**Article**:
◆ ◆ ◆ ◆ ◆

L'étoffe de la passion

Le drapé révèle la beauté du corps sous la légèreté de la matière.

 

Tous les dix ans, le drapé réapparait sur le marché de la mode. Les grands couturiers s'en emparent, éphémère passage d'un vêtement qui laisse deviner ce qui est couvert, caché.

En 2022, la toge s'est transformée en robe et le drapé fait son retour, nostalgie des années 1990 et 2000. Il s'adapte à toute morphologie, à tout style. L'enjeu n'est pas de ressembler à une statue grecque ou romaine.

 

Sensualité

Entre voile et dévoilement, le mouvement des étoffes dissimule la nudité des corps. C'est un agencement d'étoffes et de plis. La texture même du tissu (jersey, viscose, lin, etc.) influe sur l'aspect général du drapé. Les tissus plus épais font des plis plus gros et ronds alors que les légers font des petits plis serrés. Le drapé joue sur les variations ombre et lumière, ombre des plis, lumière des volumes, ensemble qui va le mettre en valeur. Les tissus ne « tombent » pas de la même façon suivant leurs compositions.

◆ ◆ ◆ ◆ ◆

**Énoncé 1**:
Répondez à ces questions sur l'article consacré au drapé.
(a) À quelle fréquence le drapé réapparaît-il sur le marché de la mode ?
(b) En 2022, en quoi la toge s'est-elle transformée ?
(c) Quel genre de plis les tissus légers produisent-ils ?
**Énoncé 2**:
Recopiez sans rien changer les enregistrements compris entre la ligne contenant « author-avatar[interactable]: [44, 8, 166, 130] » et celle contenant « close-icon: [1123, 21, 1167, 65] », ces deux lignes incluses.

Enregistrements d'annotation de régions
◆ ◆ ◆ ◆ ◆

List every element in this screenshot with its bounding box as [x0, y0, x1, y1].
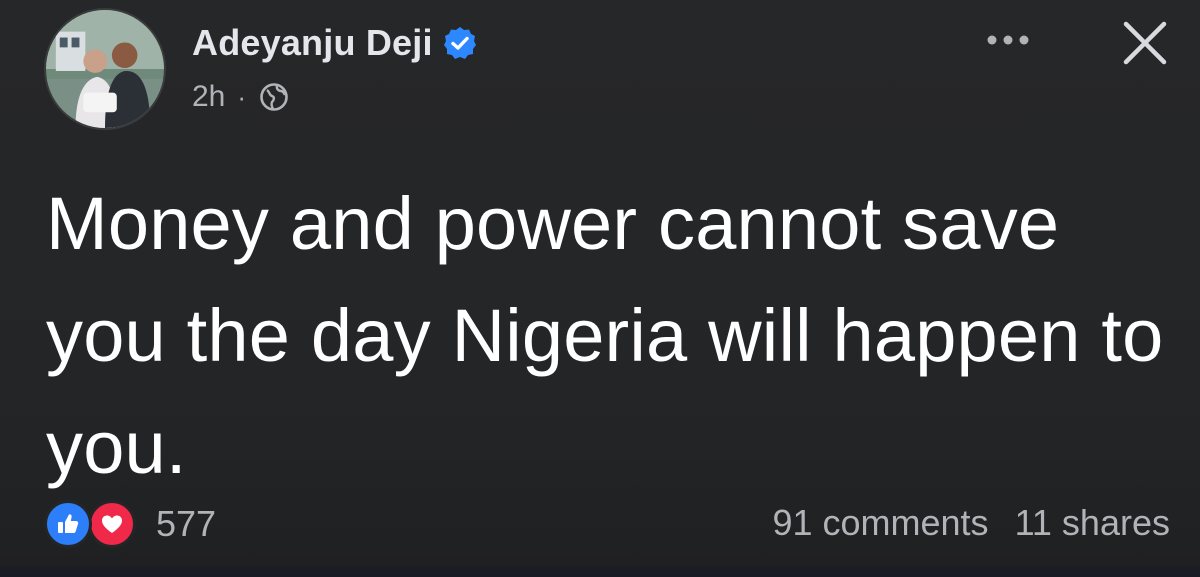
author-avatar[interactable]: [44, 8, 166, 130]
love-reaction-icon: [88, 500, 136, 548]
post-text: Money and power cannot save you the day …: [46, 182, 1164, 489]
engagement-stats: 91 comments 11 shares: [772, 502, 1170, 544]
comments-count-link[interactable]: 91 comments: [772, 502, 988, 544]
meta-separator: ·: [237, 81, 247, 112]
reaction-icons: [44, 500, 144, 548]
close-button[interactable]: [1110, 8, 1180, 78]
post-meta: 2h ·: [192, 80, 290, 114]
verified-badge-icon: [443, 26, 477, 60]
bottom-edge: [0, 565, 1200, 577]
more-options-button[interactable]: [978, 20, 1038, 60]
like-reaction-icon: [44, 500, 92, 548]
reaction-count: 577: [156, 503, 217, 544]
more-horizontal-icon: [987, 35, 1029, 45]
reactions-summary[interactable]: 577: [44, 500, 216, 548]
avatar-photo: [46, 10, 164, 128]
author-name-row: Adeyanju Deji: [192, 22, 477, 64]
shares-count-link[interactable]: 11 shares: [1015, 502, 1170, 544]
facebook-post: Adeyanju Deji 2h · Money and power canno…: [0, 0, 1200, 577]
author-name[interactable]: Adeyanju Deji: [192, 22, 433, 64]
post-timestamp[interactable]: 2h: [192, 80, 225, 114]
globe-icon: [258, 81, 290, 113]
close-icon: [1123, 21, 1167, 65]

◆ ◆ ◆ ◆ ◆

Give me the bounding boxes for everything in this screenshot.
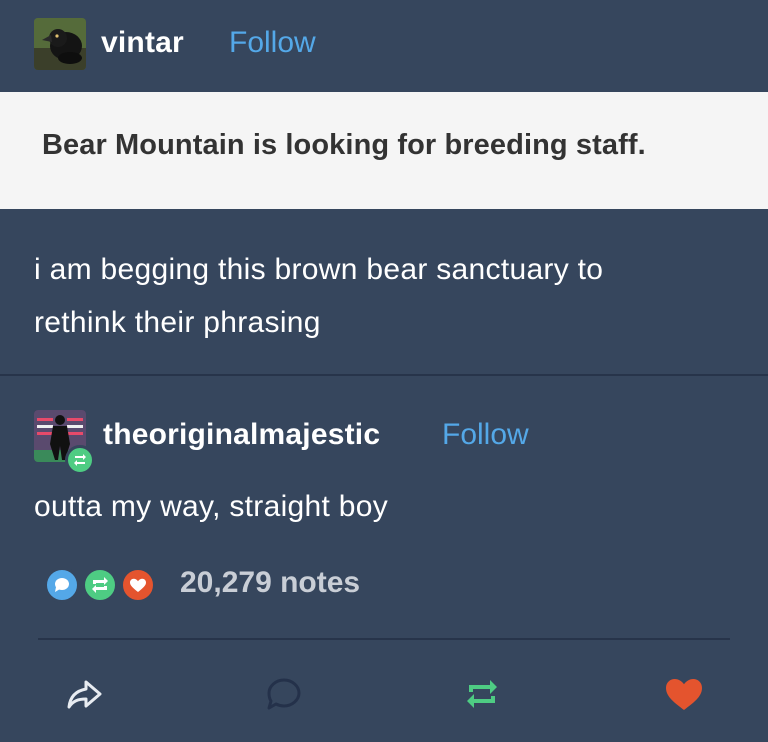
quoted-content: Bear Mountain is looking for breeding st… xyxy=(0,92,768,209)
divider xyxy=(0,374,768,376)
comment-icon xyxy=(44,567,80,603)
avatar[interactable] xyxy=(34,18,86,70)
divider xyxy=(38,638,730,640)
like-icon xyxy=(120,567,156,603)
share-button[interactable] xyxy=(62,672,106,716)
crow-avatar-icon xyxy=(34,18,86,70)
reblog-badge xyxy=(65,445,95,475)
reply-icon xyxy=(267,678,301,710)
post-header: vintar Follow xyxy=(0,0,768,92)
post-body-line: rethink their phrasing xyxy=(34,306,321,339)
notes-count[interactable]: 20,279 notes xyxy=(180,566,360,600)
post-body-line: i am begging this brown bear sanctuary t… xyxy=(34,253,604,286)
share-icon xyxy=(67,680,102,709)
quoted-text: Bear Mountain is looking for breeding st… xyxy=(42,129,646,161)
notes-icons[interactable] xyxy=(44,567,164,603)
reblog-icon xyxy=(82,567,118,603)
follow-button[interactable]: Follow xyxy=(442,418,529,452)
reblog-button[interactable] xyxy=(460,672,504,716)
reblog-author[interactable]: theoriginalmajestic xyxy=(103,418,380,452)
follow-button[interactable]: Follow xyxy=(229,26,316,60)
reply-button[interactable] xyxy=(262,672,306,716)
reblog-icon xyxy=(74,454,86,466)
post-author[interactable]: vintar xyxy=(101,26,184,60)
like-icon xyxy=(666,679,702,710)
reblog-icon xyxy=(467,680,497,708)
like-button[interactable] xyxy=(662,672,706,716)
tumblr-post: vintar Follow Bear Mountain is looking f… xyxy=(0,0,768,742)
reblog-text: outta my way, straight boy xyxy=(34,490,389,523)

◆ ◆ ◆ ◆ ◆

**Résultat 1**:
(a) Tous les dix ans.
(b) En robe.
(c) Des petits plis serrés.

**Résultat 2**:
author-avatar[interactable]: [44, 8, 166, 130]
love-reaction-icon: [88, 500, 136, 548]
post-text: Money and power cannot save you the day …: [46, 182, 1164, 489]
engagement-stats: 91 comments 11 shares: [772, 502, 1170, 544]
comments-count-link[interactable]: 91 comments: [772, 502, 988, 544]
meta-separator: ·: [237, 81, 247, 112]
reaction-icons: [44, 500, 144, 548]
close-button[interactable]: [1110, 8, 1180, 78]
post-meta: 2h ·: [192, 80, 290, 114]
verified-badge-icon: [443, 26, 477, 60]
bottom-edge: [0, 565, 1200, 577]
more-options-button[interactable]: [978, 20, 1038, 60]
like-reaction-icon: [44, 500, 92, 548]
reaction-count: 577: [156, 503, 217, 544]
more-horizontal-icon: [987, 35, 1029, 45]
reactions-summary[interactable]: 577: [44, 500, 216, 548]
avatar-photo: [46, 10, 164, 128]
author-name-row: Adeyanju Deji: [192, 22, 477, 64]
shares-count-link[interactable]: 11 shares: [1015, 502, 1170, 544]
facebook-post: Adeyanju Deji 2h · Money and power canno…: [0, 0, 1200, 577]
author-name[interactable]: Adeyanju Deji: [192, 22, 433, 64]
post-timestamp[interactable]: 2h: [192, 80, 225, 114]
globe-icon: [258, 81, 290, 113]
close-icon: [1123, 21, 1167, 65]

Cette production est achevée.